-- Entries supplied start --
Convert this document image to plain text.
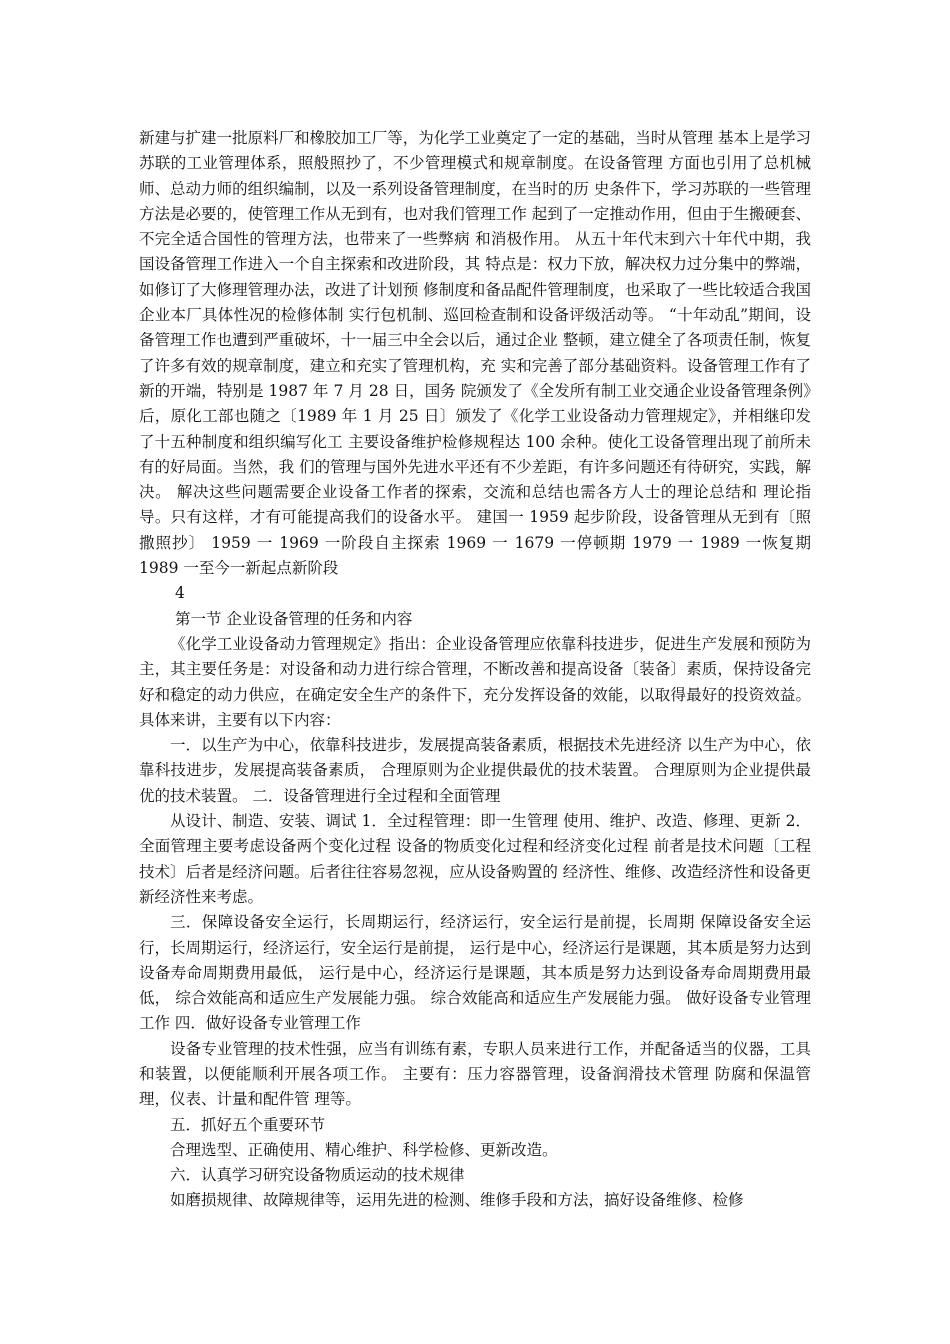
新建与扩建一批原料厂和橡胶加工厂等，为化学工业奠定了一定的基础，当时从管理 基本上是学习苏联的工业管理体系，照般照抄了，不少管理模式和规章制度。在设备管理 方面也引用了总机械师、总动力师的组织编制，以及一系列设备管理制度，在当时的历 史条件下，学习苏联的一些管理方法是必要的，使管理工作从无到有，也对我们管理工作 起到了一定推动作用，但由于生搬硬套、不完全适合国性的管理方法，也带来了一些弊病 和消极作用。 从五十年代末到六十年代中期，我国设备管理工作进入一个自主探索和改进阶段，其 特点是：权力下放，解决权力过分集中的弊端，如修订了大修理管理办法，改进了计划预 修制度和备品配件管理制度，也采取了一些比较适合我国企业本厂具体性况的检修体制 实行包机制、巡回检查制和设备评级活动等。 “十年动乱”期间，设备管理工作也遭到严重破坏，十一届三中全会以后，通过企业 整顿，建立健全了各项责任制，恢复了许多有效的规章制度，建立和充实了管理机构，充 实和完善了部分基础资料。设备管理工作有了新的开端，特别是 1987 年 7 月 28 日，国务 院颁发了《全发所有制工业交通企业设备管理条例》后，原化工部也随之〔1989 年 1 月 25 日〕颁发了《化学工业设备动力管理规定》，并相继印发了十五种制度和组织编写化工 主要设备维护检修规程达 100 余种。使化工设备管理出现了前所未有的好局面。当然，我 们的管理与国外先进水平还有不少差距，有许多问题还有待研究，实践，解决。 解决这些问题需要企业设备工作者的探索，交流和总结也需各方人士的理论总结和 理论指导。只有这样，才有可能提高我们的设备水平。 建国一 1959 起步阶段，设备管理从无到有〔照撒照抄〕 1959 一 1969 一阶段自主探索 1969 一 1679 一停顿期 1979 一 1989 一恢复期 1989 一至今一新起点新阶段

4

第一节 企业设备管理的任务和内容

《化学工业设备动力管理规定》指出：企业设备管理应依靠科技进步，促进生产发展和预防为主，其主要任务是：对设备和动力进行综合管理，不断改善和提高设备〔装备〕素质，保持设备完好和稳定的动力供应，在确定安全生产的条件下，充分发挥设备的效能，以取得最好的投资效益。 具体来讲，主要有以下内容：

一．以生产为中心，依靠科技进步，发展提高装备素质，根据技术先进经济 以生产为中心，依靠科技进步，发展提高装备素质， 合理原则为企业提供最优的技术装置。 合理原则为企业提供最优的技术装置。 二．设备管理进行全过程和全面管理

从设计、制造、安装、调试 1．全过程管理：即一生管理 使用、维护、改造、修理、更新 2．全面管理主要考虑设备两个变化过程 设备的物质变化过程和经济变化过程 前者是技术问题〔工程技术〕后者是经济问题。后者往往容易忽视，应从设备购置的 经济性、维修、改造经济性和设备更新经济性来考虑。

三．保障设备安全运行，长周期运行，经济运行，安全运行是前提，长周期 保障设备安全运行，长周期运行，经济运行，安全运行是前提， 运行是中心，经济运行是课题，其本质是努力达到设备寿命周期费用最低， 运行是中心，经济运行是课题，其本质是努力达到设备寿命周期费用最低， 综合效能高和适应生产发展能力强。 综合效能高和适应生产发展能力强。 做好设备专业管理工作 四．做好设备专业管理工作

设备专业管理的技术性强，应当有训练有素，专职人员来进行工作，并配备适当的仪器，工具和装置，以便能顺利开展各项工作。 主要有：压力容器管理，设备润滑技术管理 防腐和保温管理，仪表、计量和配件管 理等。

五．抓好五个重要环节

合理选型、正确使用、精心维护、科学检修、更新改造。

六．认真学习研究设备物质运动的技术规律

如磨损规律、故障规律等，运用先进的检测、维修手段和方法，搞好设备维修、检修
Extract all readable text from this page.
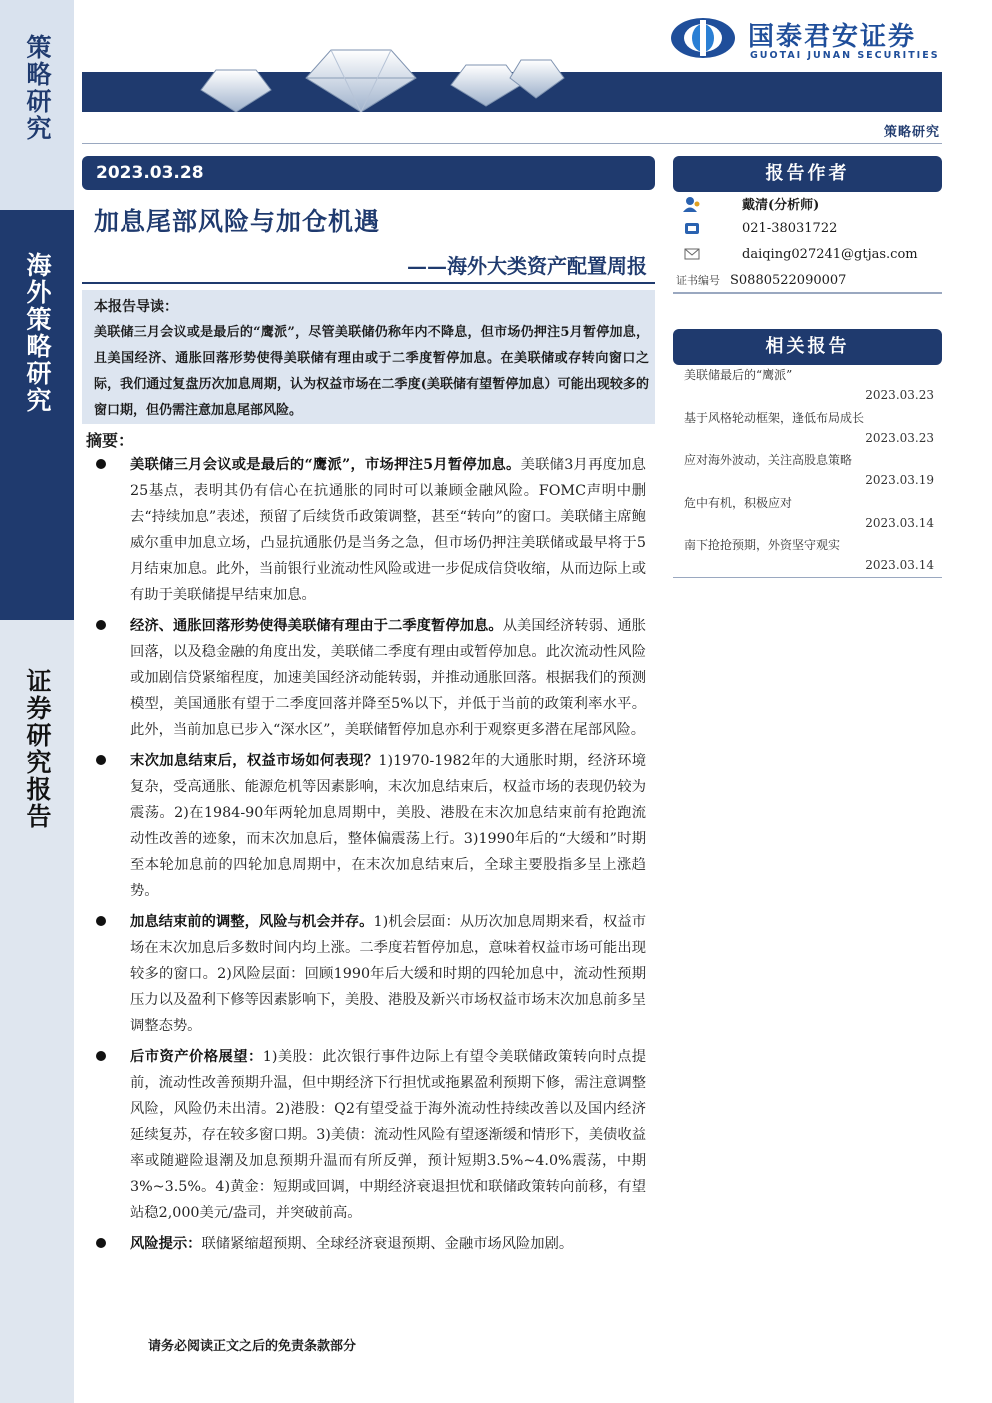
策略研究
海外策略研究
证券研究报告
国泰君安证券
GUOTAI JUNAN SECURITIES
策略研究
2023.03.28
加息尾部风险与加仓机遇
——海外大类资产配置周报
本报告导读：
美联储三月会议或是最后的“鹰派”，尽管美联储仍称年内不降息，但市场仍押注5月暂停加息，且美国经济、通胀回落形势使得美联储有理由或于二季度暂停加息。在美联储或存转向窗口之际，我们通过复盘历次加息周期，认为权益市场在二季度(美联储有望暂停加息）可能出现较多的窗口期，但仍需注意加息尾部风险。
摘要：
美联储三月会议或是最后的“鹰派”，市场押注5月暂停加息。美联储3月再度加息25基点，表明其仍有信心在抗通胀的同时可以兼顾金融风险。FOMC声明中删去“持续加息”表述，预留了后续货币政策调整，甚至“转向”的窗口。美联储主席鲍威尔重申加息立场，凸显抗通胀仍是当务之急，但市场仍押注美联储或最早将于5月结束加息。此外，当前银行业流动性风险或进一步促成信贷收缩，从而边际上或有助于美联储提早结束加息。
经济、通胀回落形势使得美联储有理由于二季度暂停加息。从美国经济转弱、通胀回落，以及稳金融的角度出发，美联储二季度有理由或暂停加息。此次流动性风险或加剧信贷紧缩程度，加速美国经济动能转弱，并推动通胀回落。根据我们的预测模型，美国通胀有望于二季度回落并降至5%以下，并低于当前的政策利率水平。此外，当前加息已步入“深水区”，美联储暂停加息亦利于观察更多潜在尾部风险。
末次加息结束后，权益市场如何表现？1)1970-1982年的大通胀时期，经济环境复杂，受高通胀、能源危机等因素影响，末次加息结束后，权益市场的表现仍较为震荡。2)在1984-90年两轮加息周期中，美股、港股在末次加息结束前有抢跑流动性改善的迹象，而末次加息后，整体偏震荡上行。3)1990年后的“大缓和”时期至本轮加息前的四轮加息周期中，在末次加息结束后，全球主要股指多呈上涨趋势。
加息结束前的调整，风险与机会并存。1)机会层面：从历次加息周期来看，权益市场在末次加息后多数时间内均上涨。二季度若暂停加息，意味着权益市场可能出现较多的窗口。2)风险层面：回顾1990年后大缓和时期的四轮加息中，流动性预期压力以及盈利下修等因素影响下，美股、港股及新兴市场权益市场末次加息前多呈调整态势。
后市资产价格展望：1)美股：此次银行事件边际上有望令美联储政策转向时点提前，流动性改善预期升温，但中期经济下行担忧或拖累盈利预期下修，需注意调整风险，风险仍未出清。2)港股：Q2有望受益于海外流动性持续改善以及国内经济延续复苏，存在较多窗口期。3)美债：流动性风险有望逐渐缓和情形下，美债收益率或随避险退潮及加息预期升温而有所反弹，预计短期3.5%~4.0%震荡，中期3%~3.5%。4)黄金：短期或回调，中期经济衰退担忧和联储政策转向前移，有望站稳2,000美元/盎司，并突破前高。
风险提示：联储紧缩超预期、全球经济衰退预期、金融市场风险加剧。
请务必阅读正文之后的免责条款部分
报告作者
戴清(分析师)
021-38031722
daiqing027241@gtjas.com
证书编号 S0880522090007
相关报告
美联储最后的“鹰派”
2023.03.23
基于风格轮动框架，逢低布局成长
2023.03.23
应对海外波动，关注高股息策略
2023.03.19
危中有机，积极应对
2023.03.14
南下抢抢预期，外资坚守观实
2023.03.14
-- Entries supplied end --
#### Written task:
Scan the material above for the string "text" and report each line where you find it.

#### Exercise solution:
Convert this document image to plain text.
Extract all readable text from this page.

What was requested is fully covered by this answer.